Records from a data collection:
_____
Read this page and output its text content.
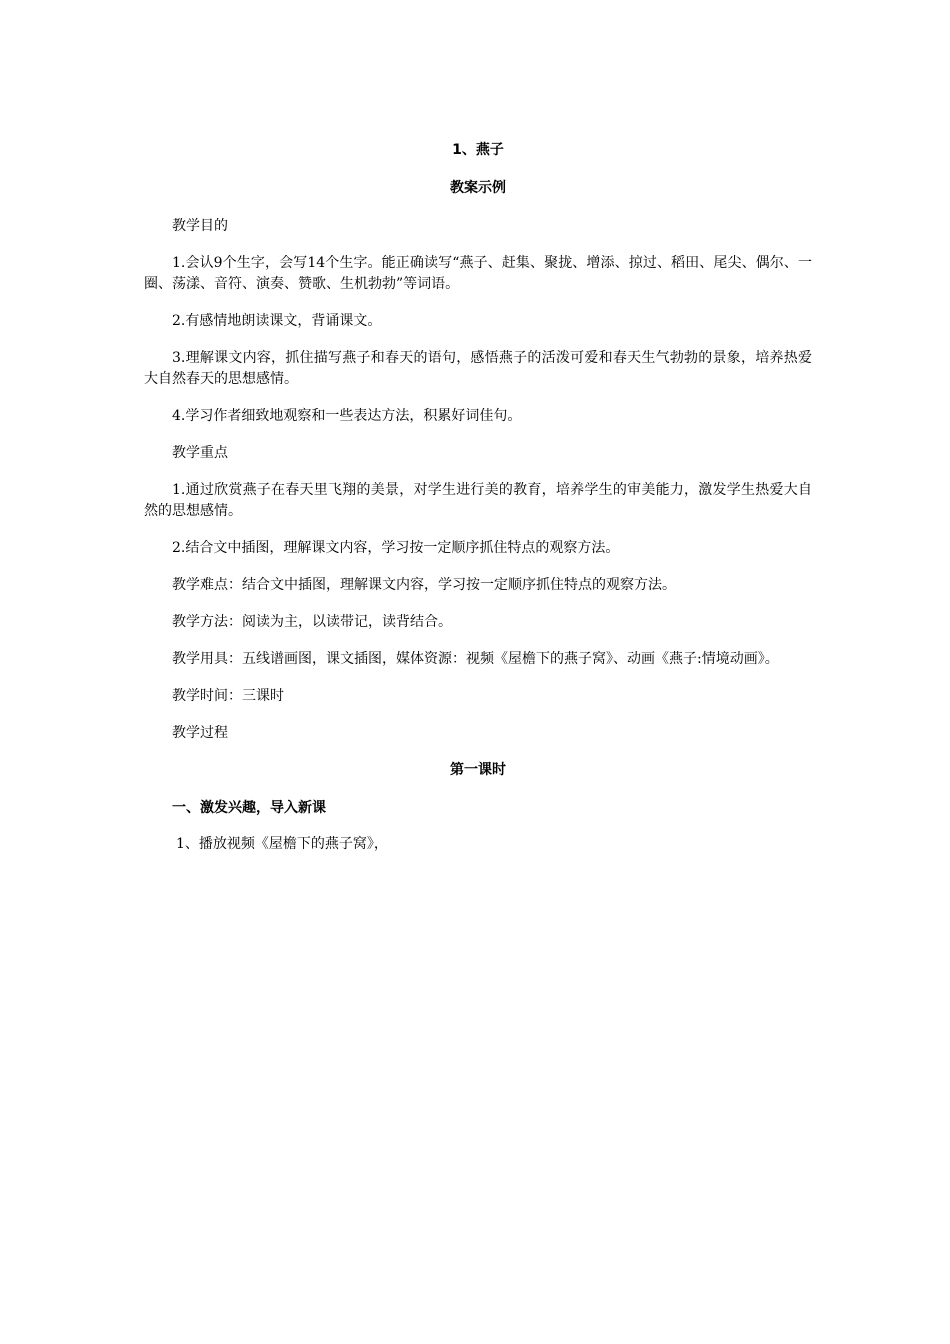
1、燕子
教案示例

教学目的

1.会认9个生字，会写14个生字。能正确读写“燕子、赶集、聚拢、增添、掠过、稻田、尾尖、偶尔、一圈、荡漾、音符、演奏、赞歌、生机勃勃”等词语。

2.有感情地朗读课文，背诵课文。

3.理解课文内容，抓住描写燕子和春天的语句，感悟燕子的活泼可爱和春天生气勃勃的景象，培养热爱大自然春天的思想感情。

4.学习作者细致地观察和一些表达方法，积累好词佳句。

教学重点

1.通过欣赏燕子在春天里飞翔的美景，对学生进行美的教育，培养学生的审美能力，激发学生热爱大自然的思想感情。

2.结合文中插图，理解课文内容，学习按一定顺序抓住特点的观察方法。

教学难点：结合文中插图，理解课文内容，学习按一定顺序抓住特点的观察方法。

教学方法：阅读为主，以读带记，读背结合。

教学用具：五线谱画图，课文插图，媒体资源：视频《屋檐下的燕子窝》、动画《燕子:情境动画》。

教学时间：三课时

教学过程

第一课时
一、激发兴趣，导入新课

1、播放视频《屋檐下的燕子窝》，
_____
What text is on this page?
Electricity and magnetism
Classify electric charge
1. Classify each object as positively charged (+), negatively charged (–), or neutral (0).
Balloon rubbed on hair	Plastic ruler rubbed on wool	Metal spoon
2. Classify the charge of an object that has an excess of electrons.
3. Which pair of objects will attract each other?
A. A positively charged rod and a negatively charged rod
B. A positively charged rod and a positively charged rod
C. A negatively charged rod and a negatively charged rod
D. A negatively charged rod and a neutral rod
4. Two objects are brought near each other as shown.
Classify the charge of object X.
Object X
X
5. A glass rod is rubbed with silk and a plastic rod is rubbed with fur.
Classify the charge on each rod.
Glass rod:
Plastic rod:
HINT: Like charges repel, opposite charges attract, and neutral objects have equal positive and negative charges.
_____
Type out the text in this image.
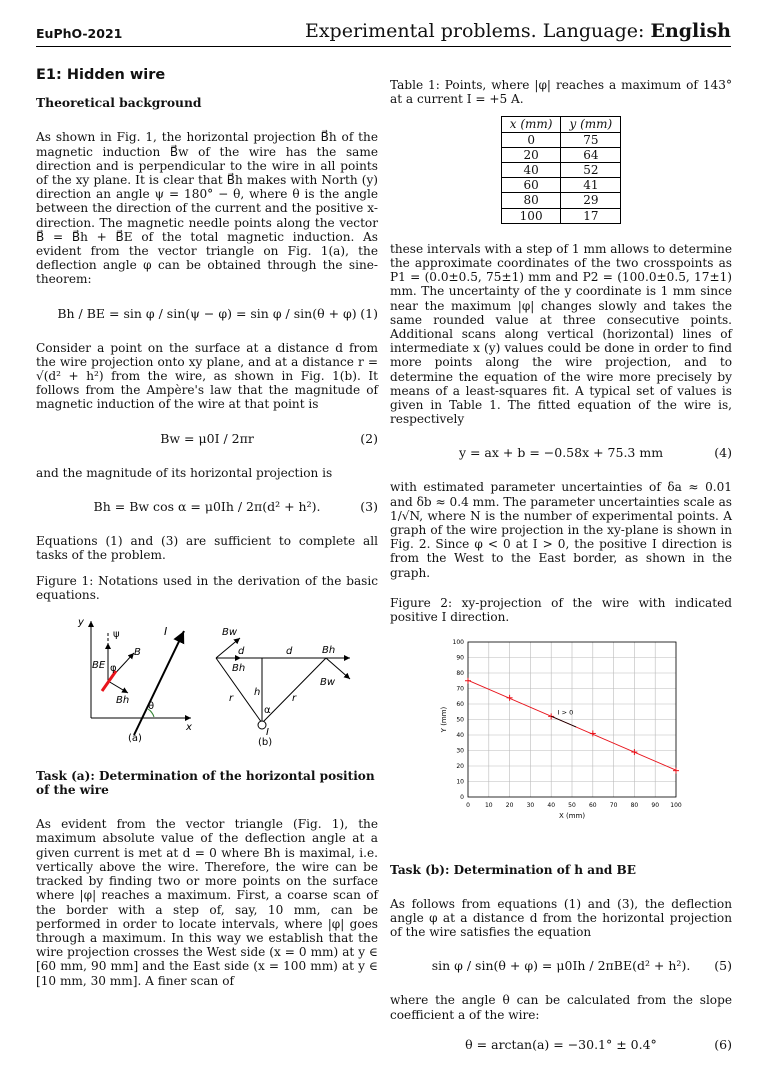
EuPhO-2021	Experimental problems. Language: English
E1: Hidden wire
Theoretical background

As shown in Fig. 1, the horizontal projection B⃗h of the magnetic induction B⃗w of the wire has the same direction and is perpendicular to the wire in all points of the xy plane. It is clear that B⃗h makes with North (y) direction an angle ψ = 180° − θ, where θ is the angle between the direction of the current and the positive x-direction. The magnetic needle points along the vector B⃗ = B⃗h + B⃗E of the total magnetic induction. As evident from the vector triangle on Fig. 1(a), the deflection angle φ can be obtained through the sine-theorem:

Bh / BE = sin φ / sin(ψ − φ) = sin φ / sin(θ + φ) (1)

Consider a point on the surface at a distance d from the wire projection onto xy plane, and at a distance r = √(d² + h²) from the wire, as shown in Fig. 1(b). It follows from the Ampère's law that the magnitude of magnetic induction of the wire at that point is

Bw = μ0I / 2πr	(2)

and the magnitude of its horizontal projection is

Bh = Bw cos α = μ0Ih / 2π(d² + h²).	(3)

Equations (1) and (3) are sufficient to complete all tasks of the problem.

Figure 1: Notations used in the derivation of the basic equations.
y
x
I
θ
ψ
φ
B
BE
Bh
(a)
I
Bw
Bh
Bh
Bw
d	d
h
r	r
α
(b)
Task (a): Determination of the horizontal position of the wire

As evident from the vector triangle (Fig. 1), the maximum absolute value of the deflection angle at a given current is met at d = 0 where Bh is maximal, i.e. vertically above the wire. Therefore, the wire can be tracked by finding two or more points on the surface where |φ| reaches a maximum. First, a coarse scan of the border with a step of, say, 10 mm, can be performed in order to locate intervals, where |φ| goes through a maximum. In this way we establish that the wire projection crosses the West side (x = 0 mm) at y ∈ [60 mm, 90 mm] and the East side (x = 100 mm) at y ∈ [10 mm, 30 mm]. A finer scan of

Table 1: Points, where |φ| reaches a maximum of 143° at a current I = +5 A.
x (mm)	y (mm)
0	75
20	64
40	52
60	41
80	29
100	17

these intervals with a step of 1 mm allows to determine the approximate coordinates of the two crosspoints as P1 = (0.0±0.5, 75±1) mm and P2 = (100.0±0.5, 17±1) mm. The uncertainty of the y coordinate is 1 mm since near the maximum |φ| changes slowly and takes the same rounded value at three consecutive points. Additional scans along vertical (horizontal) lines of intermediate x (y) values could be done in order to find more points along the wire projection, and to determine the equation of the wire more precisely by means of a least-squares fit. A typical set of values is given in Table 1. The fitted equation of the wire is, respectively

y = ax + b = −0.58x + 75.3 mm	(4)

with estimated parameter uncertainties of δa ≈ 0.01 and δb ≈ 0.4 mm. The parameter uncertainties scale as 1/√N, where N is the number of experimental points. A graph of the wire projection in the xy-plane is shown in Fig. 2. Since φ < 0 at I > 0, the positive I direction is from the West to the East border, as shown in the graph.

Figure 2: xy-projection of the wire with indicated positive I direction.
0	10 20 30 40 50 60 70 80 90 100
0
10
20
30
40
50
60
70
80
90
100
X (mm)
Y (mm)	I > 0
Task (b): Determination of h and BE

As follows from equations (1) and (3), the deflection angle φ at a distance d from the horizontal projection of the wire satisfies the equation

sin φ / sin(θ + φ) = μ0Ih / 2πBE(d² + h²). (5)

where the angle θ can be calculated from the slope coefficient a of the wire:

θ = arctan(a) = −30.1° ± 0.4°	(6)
_____
> [AIM]: Collect the lines that hold "rubbed".

> [SOLUTION FOR THIS EXERCISE]:
Balloon rubbed on hair	Plastic ruler rubbed on wool	Metal spoon
5. A glass rod is rubbed with silk and a plastic rod is rubbed with fur.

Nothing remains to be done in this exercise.